begin Material supplied
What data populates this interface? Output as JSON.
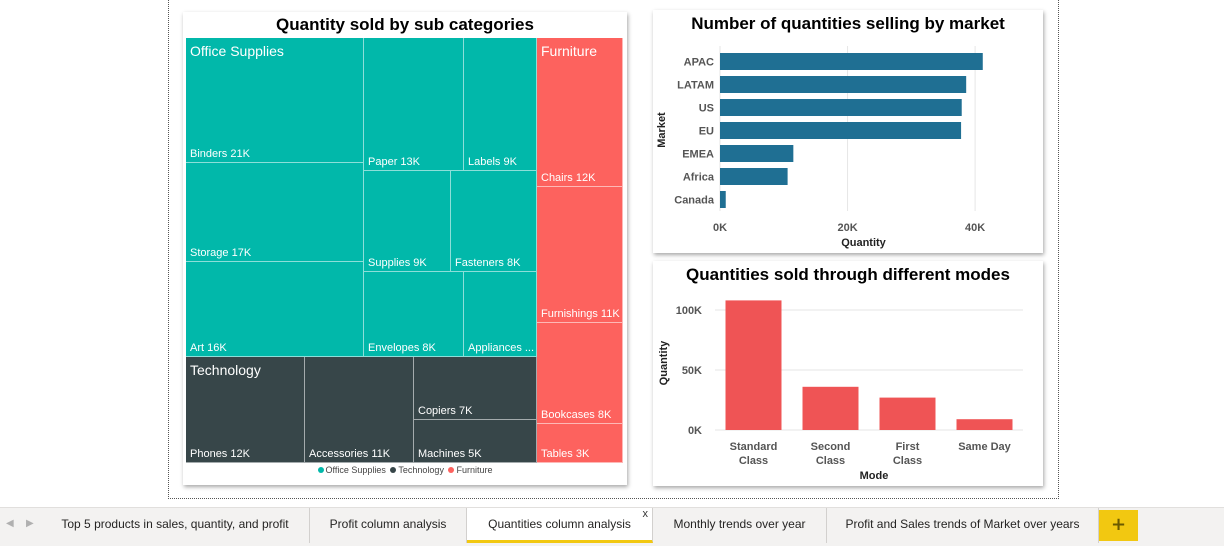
{
  "treemap": {
    "title": "Quantity sold by sub categories",
    "groups": {
      "office_supplies": "Office Supplies",
      "technology": "Technology",
      "furniture": "Furniture"
    },
    "cells": {
      "binders": "Binders 21K",
      "storage": "Storage 17K",
      "art": "Art 16K",
      "paper": "Paper 13K",
      "labels": "Labels 9K",
      "supplies": "Supplies 9K",
      "fasteners": "Fasteners 8K",
      "envelopes": "Envelopes 8K",
      "appliances": "Appliances ...",
      "phones": "Phones 12K",
      "accessories": "Accessories 11K",
      "copiers": "Copiers 7K",
      "machines": "Machines 5K",
      "chairs": "Chairs 12K",
      "furnishings": "Furnishings 11K",
      "bookcases": "Bookcases 8K",
      "tables": "Tables 3K"
    },
    "legend": [
      "Office Supplies",
      "Technology",
      "Furniture"
    ],
    "colors": {
      "office_supplies": "#01b8aa",
      "technology": "#374649",
      "furniture": "#fd625e"
    }
  },
  "chart_data": [
    {
      "type": "treemap",
      "title": "Quantity sold by sub categories",
      "groups": [
        {
          "name": "Office Supplies",
          "items": [
            {
              "label": "Binders",
              "value": 21000
            },
            {
              "label": "Storage",
              "value": 17000
            },
            {
              "label": "Art",
              "value": 16000
            },
            {
              "label": "Paper",
              "value": 13000
            },
            {
              "label": "Labels",
              "value": 9000
            },
            {
              "label": "Supplies",
              "value": 9000
            },
            {
              "label": "Fasteners",
              "value": 8000
            },
            {
              "label": "Envelopes",
              "value": 8000
            },
            {
              "label": "Appliances",
              "value": 7000
            }
          ]
        },
        {
          "name": "Technology",
          "items": [
            {
              "label": "Phones",
              "value": 12000
            },
            {
              "label": "Accessories",
              "value": 11000
            },
            {
              "label": "Copiers",
              "value": 7000
            },
            {
              "label": "Machines",
              "value": 5000
            }
          ]
        },
        {
          "name": "Furniture",
          "items": [
            {
              "label": "Chairs",
              "value": 12000
            },
            {
              "label": "Furnishings",
              "value": 11000
            },
            {
              "label": "Bookcases",
              "value": 8000
            },
            {
              "label": "Tables",
              "value": 3000
            }
          ]
        }
      ]
    },
    {
      "type": "bar",
      "orientation": "horizontal",
      "title": "Number of quantities selling by market",
      "categories": [
        "APAC",
        "LATAM",
        "US",
        "EU",
        "EMEA",
        "Africa",
        "Canada"
      ],
      "values": [
        41200,
        38600,
        37900,
        37800,
        11500,
        10600,
        900
      ],
      "xlabel": "Quantity",
      "ylabel": "Market",
      "xlim": [
        0,
        45000
      ],
      "xticks": [
        0,
        20000,
        40000
      ],
      "xtick_labels": [
        "0K",
        "20K",
        "40K"
      ],
      "grid": true,
      "color": "#1f6f93"
    },
    {
      "type": "bar",
      "orientation": "vertical",
      "title": "Quantities sold through different modes",
      "categories": [
        "Standard Class",
        "Second Class",
        "First Class",
        "Same Day"
      ],
      "values": [
        108000,
        36000,
        27000,
        9000
      ],
      "xlabel": "Mode",
      "ylabel": "Quantity",
      "ylim": [
        0,
        110000
      ],
      "yticks": [
        0,
        50000,
        100000
      ],
      "ytick_labels": [
        "0K",
        "50K",
        "100K"
      ],
      "grid": true,
      "color": "#ef5455"
    }
  ],
  "tabs": [
    {
      "label": "Top 5 products in sales, quantity, and profit",
      "active": false
    },
    {
      "label": "Profit column analysis",
      "active": false
    },
    {
      "label": "Quantities column analysis",
      "active": true
    },
    {
      "label": "Monthly trends over year",
      "active": false
    },
    {
      "label": "Profit and Sales trends of Market over years",
      "active": false
    }
  ],
  "tab_close_symbol": "x",
  "add_page_symbol": "+",
  "nav": {
    "prev": "◀",
    "next": "▶"
  }
}
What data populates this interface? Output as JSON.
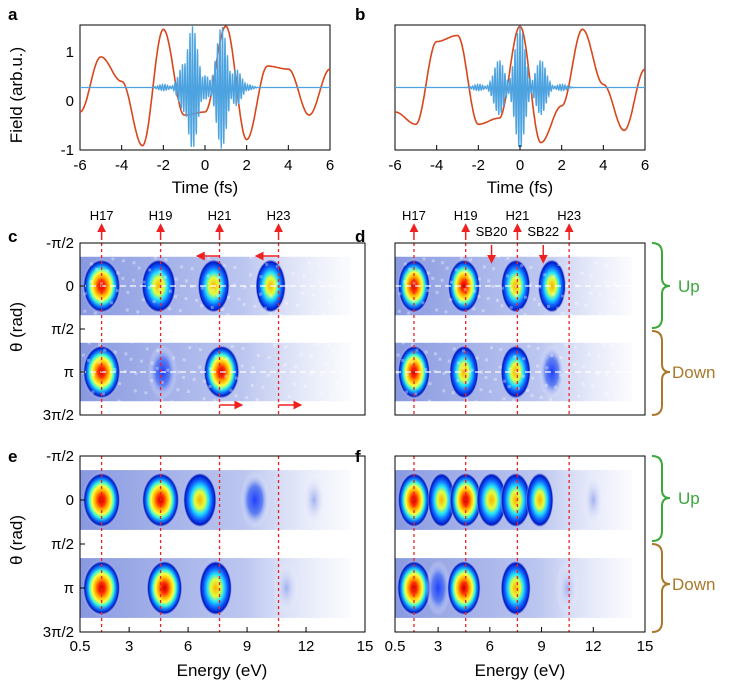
{
  "panels": {
    "a": {
      "letter": "a",
      "xlabel": "Time (fs)",
      "ylabel": "Field (arb.u.)",
      "xticks": [
        "-6",
        "-4",
        "-2",
        "0",
        "2",
        "4",
        "6"
      ],
      "yticks": [
        "1",
        "0",
        "-1"
      ]
    },
    "b": {
      "letter": "b",
      "xlabel": "Time (fs)",
      "xticks": [
        "-6",
        "-4",
        "-2",
        "0",
        "2",
        "4",
        "6"
      ]
    },
    "c": {
      "letter": "c",
      "ylabel": "θ (rad)",
      "harmonics": [
        "H17",
        "H19",
        "H21",
        "H23"
      ],
      "yticks": [
        "-π/2",
        "0",
        "π/2",
        "π",
        "3π/2"
      ]
    },
    "d": {
      "letter": "d",
      "harmonics": [
        "H17",
        "H19",
        "H21",
        "H23"
      ],
      "sidebands": [
        "SB20",
        "SB22"
      ]
    },
    "e": {
      "letter": "e",
      "ylabel": "θ (rad)",
      "xlabel": "Energy (eV)",
      "yticks": [
        "-π/2",
        "0",
        "π/2",
        "π",
        "3π/2"
      ],
      "xticks": [
        "0.5",
        "3",
        "6",
        "9",
        "12",
        "15"
      ]
    },
    "f": {
      "letter": "f",
      "xlabel": "Energy (eV)",
      "xticks": [
        "0.5",
        "3",
        "6",
        "9",
        "12",
        "15"
      ]
    }
  },
  "braces": {
    "up": "Up",
    "down": "Down"
  },
  "colors": {
    "red": "#d9461b",
    "blue": "#4da3e0",
    "up": "#3aa83a",
    "down": "#a9782b",
    "marker": "#f02020"
  },
  "chart_data": [
    {
      "panel": "a",
      "type": "line",
      "xlim": [
        -6,
        6
      ],
      "ylim": [
        -1,
        1
      ],
      "series": [
        {
          "kind": "IR field",
          "color": "#d9461b",
          "x": [
            -6,
            -5,
            -4,
            -3,
            -2,
            -1,
            0,
            1,
            2,
            3,
            4,
            5,
            6
          ],
          "values": [
            -0.4,
            0.5,
            0.1,
            -0.95,
            0.95,
            -0.45,
            -0.4,
            1.0,
            -0.85,
            0.35,
            0.3,
            -0.45,
            0.3
          ]
        },
        {
          "kind": "XUV pulse",
          "color": "#4da3e0",
          "x": [
            -2,
            -1,
            -0.6,
            0,
            0.8,
            1.5,
            2
          ],
          "values": [
            0.05,
            0.4,
            1.0,
            0.2,
            1.0,
            0.3,
            0.05
          ]
        }
      ]
    },
    {
      "panel": "b",
      "type": "line",
      "xlim": [
        -6,
        6
      ],
      "ylim": [
        -1,
        1
      ],
      "series": [
        {
          "kind": "IR field",
          "color": "#d9461b",
          "x": [
            -6,
            -5,
            -4,
            -3,
            -2,
            -1,
            0,
            1,
            2,
            3,
            4,
            5,
            6
          ],
          "values": [
            -0.4,
            -0.6,
            0.75,
            0.85,
            -0.6,
            -0.5,
            1.0,
            -0.9,
            -0.3,
            0.95,
            0.05,
            -0.7,
            0.3
          ]
        },
        {
          "kind": "XUV pulse",
          "color": "#4da3e0",
          "x": [
            -2,
            -1,
            0,
            1,
            2
          ],
          "values": [
            0.05,
            0.45,
            1.0,
            0.45,
            0.05
          ]
        }
      ]
    },
    {
      "panel": "c",
      "type": "heatmap",
      "xlim": [
        0.5,
        15
      ],
      "blobs": [
        {
          "e": 1.6,
          "theta": "0",
          "i": 1.0
        },
        {
          "e": 4.5,
          "theta": "0",
          "i": 0.8
        },
        {
          "e": 7.3,
          "theta": "0",
          "i": 0.65
        },
        {
          "e": 10.2,
          "theta": "0",
          "i": 0.55
        },
        {
          "e": 1.6,
          "theta": "π",
          "i": 1.0
        },
        {
          "e": 7.7,
          "theta": "π",
          "i": 0.9
        },
        {
          "e": 4.7,
          "theta": "π",
          "i": 0.45
        }
      ]
    },
    {
      "panel": "d",
      "type": "heatmap",
      "xlim": [
        0.5,
        15
      ],
      "blobs": [
        {
          "e": 1.6,
          "theta": "0",
          "i": 0.9
        },
        {
          "e": 4.5,
          "theta": "0",
          "i": 0.9
        },
        {
          "e": 7.5,
          "theta": "0",
          "i": 0.7
        },
        {
          "e": 9.6,
          "theta": "0",
          "i": 0.6
        },
        {
          "e": 1.6,
          "theta": "π",
          "i": 0.9
        },
        {
          "e": 4.5,
          "theta": "π",
          "i": 0.7
        },
        {
          "e": 7.5,
          "theta": "π",
          "i": 0.75
        },
        {
          "e": 9.6,
          "theta": "π",
          "i": 0.4
        }
      ]
    },
    {
      "panel": "e",
      "type": "heatmap",
      "xlim": [
        0.5,
        15
      ],
      "blobs": [
        {
          "e": 1.6,
          "theta": "0",
          "i": 1.0
        },
        {
          "e": 4.6,
          "theta": "0",
          "i": 1.0
        },
        {
          "e": 6.6,
          "theta": "0",
          "i": 0.75
        },
        {
          "e": 9.4,
          "theta": "0",
          "i": 0.45
        },
        {
          "e": 12.4,
          "theta": "0",
          "i": 0.12
        },
        {
          "e": 1.6,
          "theta": "π",
          "i": 1.0
        },
        {
          "e": 4.8,
          "theta": "π",
          "i": 0.9
        },
        {
          "e": 7.4,
          "theta": "π",
          "i": 0.7
        },
        {
          "e": 11.0,
          "theta": "π",
          "i": 0.25
        }
      ]
    },
    {
      "panel": "f",
      "type": "heatmap",
      "xlim": [
        0.5,
        15
      ],
      "blobs": [
        {
          "e": 1.6,
          "theta": "0",
          "i": 0.9
        },
        {
          "e": 3.2,
          "theta": "0",
          "i": 0.55
        },
        {
          "e": 4.6,
          "theta": "0",
          "i": 0.9
        },
        {
          "e": 6.1,
          "theta": "0",
          "i": 0.75
        },
        {
          "e": 7.5,
          "theta": "0",
          "i": 0.75
        },
        {
          "e": 8.9,
          "theta": "0",
          "i": 0.55
        },
        {
          "e": 12.0,
          "theta": "0",
          "i": 0.12
        },
        {
          "e": 1.6,
          "theta": "π",
          "i": 1.0
        },
        {
          "e": 3.0,
          "theta": "π",
          "i": 0.35
        },
        {
          "e": 4.5,
          "theta": "π",
          "i": 1.0
        },
        {
          "e": 7.5,
          "theta": "π",
          "i": 0.75
        },
        {
          "e": 10.5,
          "theta": "π",
          "i": 0.25
        }
      ]
    }
  ]
}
end Material supplied
◆ **Task goal**
Track down all lines above with the string "title" and copy them.

◆ **Result of this exercise**
    "title": "Quantity sold by sub categories",
      "title": "Quantity sold by sub categories",
      "title": "Number of quantities selling by market",
      "title": "Quantities sold through different modes",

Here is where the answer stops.